▸ Aim of the task:
Among the records below, find each line that includes the string "title" and copy it.

▸ Data excerpts:
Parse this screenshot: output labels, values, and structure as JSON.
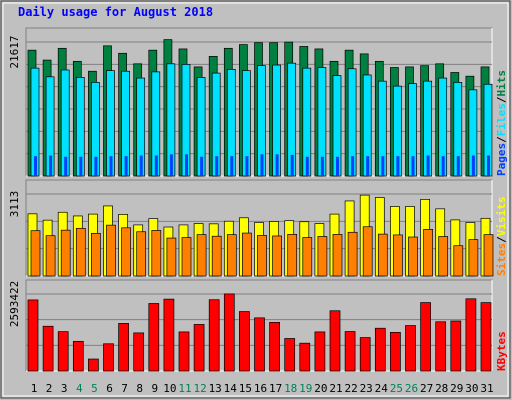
{
  "chart_data": {
    "type": "bar",
    "title": "Daily usage for August 2018",
    "categories": [
      "1",
      "2",
      "3",
      "4",
      "5",
      "6",
      "7",
      "8",
      "9",
      "10",
      "11",
      "12",
      "13",
      "14",
      "15",
      "16",
      "17",
      "18",
      "19",
      "20",
      "21",
      "22",
      "23",
      "24",
      "25",
      "26",
      "27",
      "28",
      "29",
      "30",
      "31"
    ],
    "weekend_days": [
      "4",
      "5",
      "11",
      "12",
      "18",
      "19",
      "25",
      "26"
    ],
    "panels": [
      {
        "id": "hits-panel",
        "max_label": "21617",
        "ymax": 21617,
        "legend": [
          "Pages",
          "Files",
          "Hits"
        ],
        "series": [
          {
            "name": "Hits",
            "values": [
              20300,
              18700,
              20600,
              18500,
              16900,
              21000,
              19800,
              18100,
              20300,
              22000,
              20500,
              17600,
              19300,
              20600,
              21200,
              21500,
              21500,
              21600,
              20900,
              20500,
              18500,
              20300,
              19700,
              18500,
              17500,
              17600,
              17800,
              18100,
              16700,
              16100,
              17600
            ]
          },
          {
            "name": "Files",
            "values": [
              17400,
              16000,
              17100,
              15900,
              15100,
              17000,
              16900,
              15800,
              16800,
              18100,
              18000,
              15900,
              16600,
              17200,
              17000,
              17800,
              17900,
              18200,
              17400,
              17500,
              16200,
              17300,
              16300,
              15300,
              14500,
              14900,
              15300,
              15800,
              15100,
              13900,
              14800
            ]
          },
          {
            "name": "Pages",
            "values": [
              3200,
              3300,
              3100,
              3100,
              3100,
              3200,
              3200,
              3300,
              3300,
              3500,
              3500,
              3100,
              3200,
              3200,
              3200,
              3500,
              3500,
              3400,
              3100,
              3100,
              3100,
              3200,
              3200,
              3200,
              3200,
              3200,
              3300,
              3200,
              3200,
              3300,
              3300
            ]
          }
        ],
        "colors": {
          "Hits": "#008040",
          "Files": "#00e0ff",
          "Pages": "#0040ff"
        }
      },
      {
        "id": "visits-panel",
        "max_label": "3113",
        "ymax": 3113,
        "legend": [
          "Sites",
          "Visits"
        ],
        "series": [
          {
            "name": "Visits",
            "values": [
              2360,
              2120,
              2420,
              2280,
              2350,
              2660,
              2340,
              1940,
              2180,
              1860,
              1940,
              1990,
              1980,
              2080,
              2210,
              2030,
              2070,
              2100,
              2060,
              1990,
              2350,
              2850,
              3070,
              2980,
              2640,
              2640,
              2910,
              2550,
              2130,
              2030,
              2190
            ]
          },
          {
            "name": "Sites",
            "values": [
              1720,
              1530,
              1740,
              1810,
              1620,
              1930,
              1830,
              1680,
              1730,
              1440,
              1460,
              1570,
              1510,
              1570,
              1630,
              1540,
              1520,
              1580,
              1460,
              1500,
              1580,
              1660,
              1870,
              1590,
              1560,
              1480,
              1770,
              1500,
              1150,
              1380,
              1570
            ]
          }
        ],
        "colors": {
          "Visits": "#ffff00",
          "Sites": "#ff8000"
        }
      },
      {
        "id": "kbytes-panel",
        "max_label": "2593422",
        "ymax": 2593422,
        "legend": [
          "KBytes"
        ],
        "series": [
          {
            "name": "KBytes",
            "values": [
              2394000,
              1508000,
              1326000,
              1000000,
              403000,
              917000,
              1603000,
              1284000,
              2274000,
              2421000,
              1317000,
              1569000,
              2401000,
              2596000,
              2003000,
              1790000,
              1639000,
              1095000,
              937000,
              1317000,
              2029000,
              1330000,
              1126000,
              1441000,
              1302000,
              1531000,
              2305000,
              1658000,
              1684000,
              2432000,
              2303000
            ]
          }
        ],
        "colors": {
          "KBytes": "#ff0000"
        }
      }
    ],
    "colors": {
      "background": "#c0c0c0",
      "title": "#0000ff",
      "weekday_label": "#000000",
      "weekend_label": "#00805c",
      "grid": "#808080"
    }
  }
}
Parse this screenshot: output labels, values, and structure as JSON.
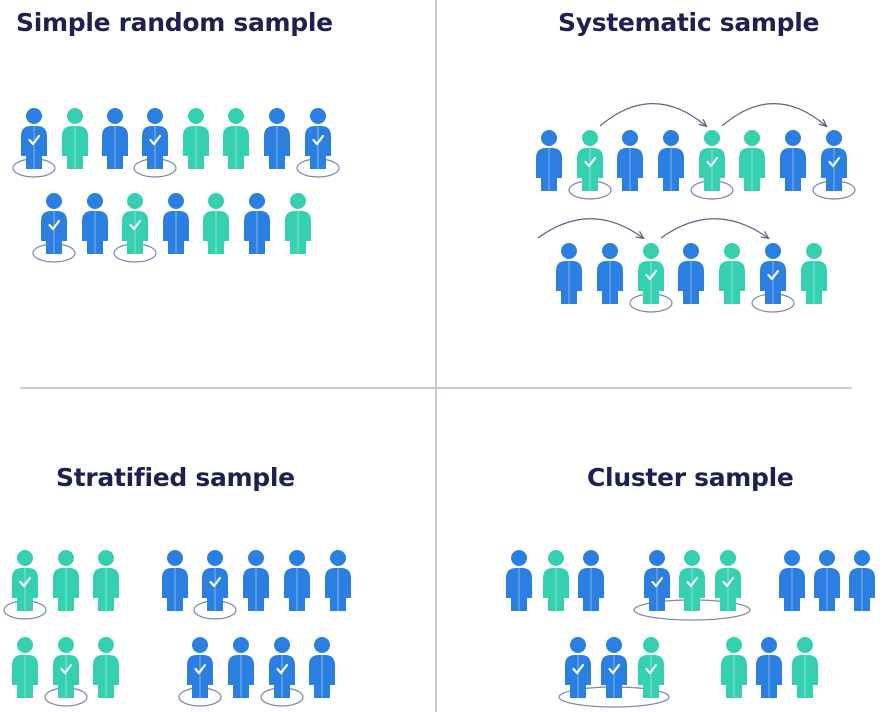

▸ Finished exercise:
    "title": "Daily usage for August 2018",
      "title": "#0000ff",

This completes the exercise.